▶ _Tasks to carry out_
[1] In the passage on computer software as goods, reproduce the portion from "Applying the U.C.C." to "to  name a few.".
[2] According to the passage on software and the U.C.C., where was Linda A. Sharp's article on sales or use tax for software transactions published?
[3] Pick up the passage on software as a "good" under the U.C.C. and continue it from its final sentence.

▶ _Given passage_
-*-
The topic has stimulated academic commentary with  the majority espousing the view that software fits  within the definition of a "good" in the U.C.C.    

Applying the U.C.C. to computer software transactions  offers substantial benefits to litigants and the courts.   The Code offers a uniform body of law on a wide range  of questions likely to arise in computer software  disputes: implied warranties, consequential damages,  disclaimers  of liability, the statute of limitations, to  name a few.

The importance of software to the commercial world  and the advantages to be gained by the uniformity  inherent in the U.C.C. are strong polity arguments  favoring inclusion.  The contrary arguments are not  persuasive, and we hold that software is a "good"  within the definition in the Code."

       In Colonial Life Insurance Co. vs. Electronic Data Systems Corp. 817  F. Suppl. 235 (supra), Advent Systems Ltd. (supra) was followed.                  Linda A. Sharp, J.D., in an Article titled "Computer Software or  Printout Transactions as subject to  State Sales or Use Tax", published in 36  ALR 5th 33, noticed the development of law as well as technological  development of computers and opined that a tape containing a copy of a  canned programme does not lose its tangible character  because its content is  a reproduction of the product of intellectual effort just as the phonorecord  does not become intangible because it is a reproduction of the product of  artistic effort.  The learned author referred to a large number of case laws  wherein such a statement of law was enunciated.  In the article various  statutes defining software as tangible goods  had also been taken notice of.
-*-
▶ _Data extracted from a collection_
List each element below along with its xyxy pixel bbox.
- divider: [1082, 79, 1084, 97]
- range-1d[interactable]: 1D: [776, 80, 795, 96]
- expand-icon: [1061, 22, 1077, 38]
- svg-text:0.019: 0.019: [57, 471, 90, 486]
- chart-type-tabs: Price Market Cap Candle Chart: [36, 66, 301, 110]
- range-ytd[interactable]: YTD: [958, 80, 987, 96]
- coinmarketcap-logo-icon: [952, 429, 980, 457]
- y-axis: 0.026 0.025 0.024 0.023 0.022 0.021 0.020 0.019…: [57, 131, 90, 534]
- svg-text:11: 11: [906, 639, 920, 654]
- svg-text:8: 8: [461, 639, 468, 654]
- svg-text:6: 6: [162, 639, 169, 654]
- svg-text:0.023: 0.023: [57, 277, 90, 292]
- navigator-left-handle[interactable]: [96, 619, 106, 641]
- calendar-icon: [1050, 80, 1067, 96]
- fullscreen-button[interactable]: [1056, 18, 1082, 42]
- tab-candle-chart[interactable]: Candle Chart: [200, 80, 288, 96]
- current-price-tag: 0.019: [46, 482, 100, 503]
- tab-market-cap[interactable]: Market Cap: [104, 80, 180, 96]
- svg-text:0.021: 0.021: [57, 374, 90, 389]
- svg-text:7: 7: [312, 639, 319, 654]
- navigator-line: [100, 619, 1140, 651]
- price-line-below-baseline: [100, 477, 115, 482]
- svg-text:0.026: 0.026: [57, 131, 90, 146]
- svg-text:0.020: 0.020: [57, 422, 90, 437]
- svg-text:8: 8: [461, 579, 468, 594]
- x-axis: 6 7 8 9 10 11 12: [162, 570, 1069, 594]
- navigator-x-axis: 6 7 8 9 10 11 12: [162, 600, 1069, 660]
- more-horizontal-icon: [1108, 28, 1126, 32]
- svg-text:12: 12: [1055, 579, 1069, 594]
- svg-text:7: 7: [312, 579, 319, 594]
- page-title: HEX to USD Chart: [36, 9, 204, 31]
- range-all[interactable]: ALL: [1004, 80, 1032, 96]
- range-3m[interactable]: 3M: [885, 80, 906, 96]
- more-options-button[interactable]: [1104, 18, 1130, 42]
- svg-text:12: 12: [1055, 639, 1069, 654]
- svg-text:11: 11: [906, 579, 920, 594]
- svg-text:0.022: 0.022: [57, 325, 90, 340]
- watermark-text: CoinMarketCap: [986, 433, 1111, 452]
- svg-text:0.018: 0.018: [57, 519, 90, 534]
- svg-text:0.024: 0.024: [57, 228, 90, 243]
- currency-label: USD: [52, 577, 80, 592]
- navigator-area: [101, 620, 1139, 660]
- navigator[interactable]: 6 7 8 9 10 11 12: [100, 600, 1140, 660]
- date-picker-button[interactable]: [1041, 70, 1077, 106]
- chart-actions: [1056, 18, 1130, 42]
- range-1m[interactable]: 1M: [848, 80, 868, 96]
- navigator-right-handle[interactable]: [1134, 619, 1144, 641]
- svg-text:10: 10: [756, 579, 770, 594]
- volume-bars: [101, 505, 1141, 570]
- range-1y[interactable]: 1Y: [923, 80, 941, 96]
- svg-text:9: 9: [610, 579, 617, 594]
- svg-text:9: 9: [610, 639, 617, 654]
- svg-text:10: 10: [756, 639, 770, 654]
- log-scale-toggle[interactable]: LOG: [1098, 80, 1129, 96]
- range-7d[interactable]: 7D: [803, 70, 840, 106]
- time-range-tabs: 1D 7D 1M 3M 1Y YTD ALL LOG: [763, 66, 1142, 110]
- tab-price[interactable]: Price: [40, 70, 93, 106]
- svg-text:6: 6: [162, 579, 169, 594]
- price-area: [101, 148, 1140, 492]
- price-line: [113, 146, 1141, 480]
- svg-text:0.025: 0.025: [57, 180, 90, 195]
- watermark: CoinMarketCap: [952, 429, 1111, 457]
-*-
▶ _Answers to each task_
[1]
Applying the U.C.C. to computer software transactions  offers substantial benefits to litigants and the courts.   The Code offers a uniform body of law on a wide range  of questions likely to arise in computer software  disputes: implied warranties, consequential damages,  disclaimers  of liability, the statute of limitations, to  name a few.

[2] In 36 ALR 5th 33.

[3]
       Strong reliance has been placed by Mr. Sorabjee on a judgment of  Illinois Supreme Court in First National Bank of Springfield vs.  Department  of Revenue, [421 N.E.2d 175, 85 III2d 84, 421 NE2d 175], wherein software  was held to be intangible personal property on the premise :

       "The tapes were certainly not the only medium  through which the information could be transferred.  In  this way, the tapes differ from a movie film, a  phonograph record or a book, whereby the media used  are the only practicable ways of preserving  those  articles.  Thus, while those articles and the apes are  similar in that they physically represent the transfer of  ideas or artistic processes, whereas computer programs  are separable from the tapes.  Not only may software  information be conveyed any number of ways, but it may  even be copied off of the tapes and stored, sing another  medium. (see Bryant & Mather, Property Taxation of   Computer Software, 18 N.Y.L.F. 59, 67 (1972).  In short,  it is not the tapes which are the substance of the  transaction is, in instance, the transfer of intangible  personal property and, as such, is not taxable. Under the  Illinois Use Tax Act\005."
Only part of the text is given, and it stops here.